Objective.
In full and without alteration, repeat the material.

### Rows

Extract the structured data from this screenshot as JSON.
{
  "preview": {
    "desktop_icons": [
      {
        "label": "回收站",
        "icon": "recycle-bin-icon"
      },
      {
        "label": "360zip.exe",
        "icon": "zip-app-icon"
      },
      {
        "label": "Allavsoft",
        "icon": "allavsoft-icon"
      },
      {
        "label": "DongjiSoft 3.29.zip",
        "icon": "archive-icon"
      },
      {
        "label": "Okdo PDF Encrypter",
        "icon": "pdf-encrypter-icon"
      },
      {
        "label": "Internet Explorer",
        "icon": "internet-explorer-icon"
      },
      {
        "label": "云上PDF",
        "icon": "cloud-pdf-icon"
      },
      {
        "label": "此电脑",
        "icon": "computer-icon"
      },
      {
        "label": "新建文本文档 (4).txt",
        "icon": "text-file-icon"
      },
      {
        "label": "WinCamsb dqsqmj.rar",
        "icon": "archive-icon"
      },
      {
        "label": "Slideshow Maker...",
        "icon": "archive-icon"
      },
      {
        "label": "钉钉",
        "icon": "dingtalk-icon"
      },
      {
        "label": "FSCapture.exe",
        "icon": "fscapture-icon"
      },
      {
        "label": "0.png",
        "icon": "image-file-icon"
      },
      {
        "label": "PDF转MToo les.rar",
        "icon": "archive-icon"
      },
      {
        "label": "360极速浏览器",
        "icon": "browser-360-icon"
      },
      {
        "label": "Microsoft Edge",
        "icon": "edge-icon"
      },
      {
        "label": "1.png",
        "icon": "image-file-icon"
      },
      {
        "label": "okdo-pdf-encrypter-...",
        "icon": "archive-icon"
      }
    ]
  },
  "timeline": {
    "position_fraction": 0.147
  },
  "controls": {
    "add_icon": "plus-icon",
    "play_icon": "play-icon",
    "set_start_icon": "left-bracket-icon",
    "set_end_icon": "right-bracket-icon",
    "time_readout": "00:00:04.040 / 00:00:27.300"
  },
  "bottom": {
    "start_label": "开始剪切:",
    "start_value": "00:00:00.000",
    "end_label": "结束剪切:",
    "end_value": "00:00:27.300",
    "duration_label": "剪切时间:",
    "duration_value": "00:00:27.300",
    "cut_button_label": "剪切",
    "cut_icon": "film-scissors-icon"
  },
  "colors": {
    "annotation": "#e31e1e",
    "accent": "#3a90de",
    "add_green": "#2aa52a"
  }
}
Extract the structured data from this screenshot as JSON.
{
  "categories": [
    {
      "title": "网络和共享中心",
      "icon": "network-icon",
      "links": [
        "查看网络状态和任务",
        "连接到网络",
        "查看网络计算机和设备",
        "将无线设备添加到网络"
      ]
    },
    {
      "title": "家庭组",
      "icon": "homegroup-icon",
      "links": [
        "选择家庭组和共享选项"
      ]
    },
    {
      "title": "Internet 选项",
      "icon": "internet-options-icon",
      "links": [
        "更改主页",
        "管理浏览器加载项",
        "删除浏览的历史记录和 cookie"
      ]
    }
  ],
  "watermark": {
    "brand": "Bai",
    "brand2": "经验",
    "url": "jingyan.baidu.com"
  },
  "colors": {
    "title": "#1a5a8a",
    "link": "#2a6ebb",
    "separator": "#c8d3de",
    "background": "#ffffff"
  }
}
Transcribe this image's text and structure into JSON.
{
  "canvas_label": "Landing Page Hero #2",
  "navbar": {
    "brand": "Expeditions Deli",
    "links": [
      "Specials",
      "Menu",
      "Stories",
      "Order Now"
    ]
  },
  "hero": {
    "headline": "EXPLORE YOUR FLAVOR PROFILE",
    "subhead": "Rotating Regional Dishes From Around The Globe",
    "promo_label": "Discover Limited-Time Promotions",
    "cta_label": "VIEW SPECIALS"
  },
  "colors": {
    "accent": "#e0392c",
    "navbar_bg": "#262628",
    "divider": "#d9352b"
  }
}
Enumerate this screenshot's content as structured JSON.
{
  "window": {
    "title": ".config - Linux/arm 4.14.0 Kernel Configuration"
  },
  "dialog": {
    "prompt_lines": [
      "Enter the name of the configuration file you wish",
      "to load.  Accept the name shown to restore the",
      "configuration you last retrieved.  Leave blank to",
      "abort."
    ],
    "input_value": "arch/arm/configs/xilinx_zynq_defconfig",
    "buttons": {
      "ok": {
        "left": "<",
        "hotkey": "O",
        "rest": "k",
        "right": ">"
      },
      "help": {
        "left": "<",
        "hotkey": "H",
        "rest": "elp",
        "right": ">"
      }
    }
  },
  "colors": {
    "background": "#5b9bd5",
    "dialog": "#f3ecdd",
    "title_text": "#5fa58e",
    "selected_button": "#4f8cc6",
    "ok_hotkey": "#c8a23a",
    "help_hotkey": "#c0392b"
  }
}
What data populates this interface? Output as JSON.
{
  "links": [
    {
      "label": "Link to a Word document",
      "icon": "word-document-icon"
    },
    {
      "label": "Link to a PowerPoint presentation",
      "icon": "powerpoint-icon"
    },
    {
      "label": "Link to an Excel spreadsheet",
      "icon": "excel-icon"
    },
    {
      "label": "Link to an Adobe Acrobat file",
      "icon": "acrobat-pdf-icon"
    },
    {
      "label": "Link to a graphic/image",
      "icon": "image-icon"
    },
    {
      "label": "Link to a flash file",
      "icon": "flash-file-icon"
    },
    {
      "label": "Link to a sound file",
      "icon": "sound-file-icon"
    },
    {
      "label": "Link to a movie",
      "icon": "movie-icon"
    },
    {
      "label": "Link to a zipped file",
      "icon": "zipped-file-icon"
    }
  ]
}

######

Answer for this exercise.
Extract the structured data from this screenshot as JSON.
{
  "preview": {
    "desktop_icons": [
      {
        "label": "回收站",
        "icon": "recycle-bin-icon"
      },
      {
        "label": "360zip.exe",
        "icon": "zip-app-icon"
      },
      {
        "label": "Allavsoft",
        "icon": "allavsoft-icon"
      },
      {
        "label": "DongjiSoft 3.29.zip",
        "icon": "archive-icon"
      },
      {
        "label": "Okdo PDF Encrypter",
        "icon": "pdf-encrypter-icon"
      },
      {
        "label": "Internet Explorer",
        "icon": "internet-explorer-icon"
      },
      {
        "label": "云上PDF",
        "icon": "cloud-pdf-icon"
      },
      {
        "label": "此电脑",
        "icon": "computer-icon"
      },
      {
        "label": "新建文本文档 (4).txt",
        "icon": "text-file-icon"
      },
      {
        "label": "WinCamsb dqsqmj.rar",
        "icon": "archive-icon"
      },
      {
        "label": "Slideshow Maker...",
        "icon": "archive-icon"
      },
      {
        "label": "钉钉",
        "icon": "dingtalk-icon"
      },
      {
        "label": "FSCapture.exe",
        "icon": "fscapture-icon"
      },
      {
        "label": "0.png",
        "icon": "image-file-icon"
      },
      {
        "label": "PDF转MToo les.rar",
        "icon": "archive-icon"
      },
      {
        "label": "360极速浏览器",
        "icon": "browser-360-icon"
      },
      {
        "label": "Microsoft Edge",
        "icon": "edge-icon"
      },
      {
        "label": "1.png",
        "icon": "image-file-icon"
      },
      {
        "label": "okdo-pdf-encrypter-...",
        "icon": "archive-icon"
      }
    ]
  },
  "timeline": {
    "position_fraction": 0.147
  },
  "controls": {
    "add_icon": "plus-icon",
    "play_icon": "play-icon",
    "set_start_icon": "left-bracket-icon",
    "set_end_icon": "right-bracket-icon",
    "time_readout": "00:00:04.040 / 00:00:27.300"
  },
  "bottom": {
    "start_label": "开始剪切:",
    "start_value": "00:00:00.000",
    "end_label": "结束剪切:",
    "end_value": "00:00:27.300",
    "duration_label": "剪切时间:",
    "duration_value": "00:00:27.300",
    "cut_button_label": "剪切",
    "cut_icon": "film-scissors-icon"
  },
  "colors": {
    "annotation": "#e31e1e",
    "accent": "#3a90de",
    "add_green": "#2aa52a"
  }
}
Extract the structured data from this screenshot as JSON.
{
  "categories": [
    {
      "title": "网络和共享中心",
      "icon": "network-icon",
      "links": [
        "查看网络状态和任务",
        "连接到网络",
        "查看网络计算机和设备",
        "将无线设备添加到网络"
      ]
    },
    {
      "title": "家庭组",
      "icon": "homegroup-icon",
      "links": [
        "选择家庭组和共享选项"
      ]
    },
    {
      "title": "Internet 选项",
      "icon": "internet-options-icon",
      "links": [
        "更改主页",
        "管理浏览器加载项",
        "删除浏览的历史记录和 cookie"
      ]
    }
  ],
  "watermark": {
    "brand": "Bai",
    "brand2": "经验",
    "url": "jingyan.baidu.com"
  },
  "colors": {
    "title": "#1a5a8a",
    "link": "#2a6ebb",
    "separator": "#c8d3de",
    "background": "#ffffff"
  }
}
Transcribe this image's text and structure into JSON.
{
  "canvas_label": "Landing Page Hero #2",
  "navbar": {
    "brand": "Expeditions Deli",
    "links": [
      "Specials",
      "Menu",
      "Stories",
      "Order Now"
    ]
  },
  "hero": {
    "headline": "EXPLORE YOUR FLAVOR PROFILE",
    "subhead": "Rotating Regional Dishes From Around The Globe",
    "promo_label": "Discover Limited-Time Promotions",
    "cta_label": "VIEW SPECIALS"
  },
  "colors": {
    "accent": "#e0392c",
    "navbar_bg": "#262628",
    "divider": "#d9352b"
  }
}
Enumerate this screenshot's content as structured JSON.
{
  "window": {
    "title": ".config - Linux/arm 4.14.0 Kernel Configuration"
  },
  "dialog": {
    "prompt_lines": [
      "Enter the name of the configuration file you wish",
      "to load.  Accept the name shown to restore the",
      "configuration you last retrieved.  Leave blank to",
      "abort."
    ],
    "input_value": "arch/arm/configs/xilinx_zynq_defconfig",
    "buttons": {
      "ok": {
        "left": "<",
        "hotkey": "O",
        "rest": "k",
        "right": ">"
      },
      "help": {
        "left": "<",
        "hotkey": "H",
        "rest": "elp",
        "right": ">"
      }
    }
  },
  "colors": {
    "background": "#5b9bd5",
    "dialog": "#f3ecdd",
    "title_text": "#5fa58e",
    "selected_button": "#4f8cc6",
    "ok_hotkey": "#c8a23a",
    "help_hotkey": "#c0392b"
  }
}
What data populates this interface? Output as JSON.
{
  "links": [
    {
      "label": "Link to a Word document",
      "icon": "word-document-icon"
    },
    {
      "label": "Link to a PowerPoint presentation",
      "icon": "powerpoint-icon"
    },
    {
      "label": "Link to an Excel spreadsheet",
      "icon": "excel-icon"
    },
    {
      "label": "Link to an Adobe Acrobat file",
      "icon": "acrobat-pdf-icon"
    },
    {
      "label": "Link to a graphic/image",
      "icon": "image-icon"
    },
    {
      "label": "Link to a flash file",
      "icon": "flash-file-icon"
    },
    {
      "label": "Link to a sound file",
      "icon": "sound-file-icon"
    },
    {
      "label": "Link to a movie",
      "icon": "movie-icon"
    },
    {
      "label": "Link to a zipped file",
      "icon": "zipped-file-icon"
    }
  ]
}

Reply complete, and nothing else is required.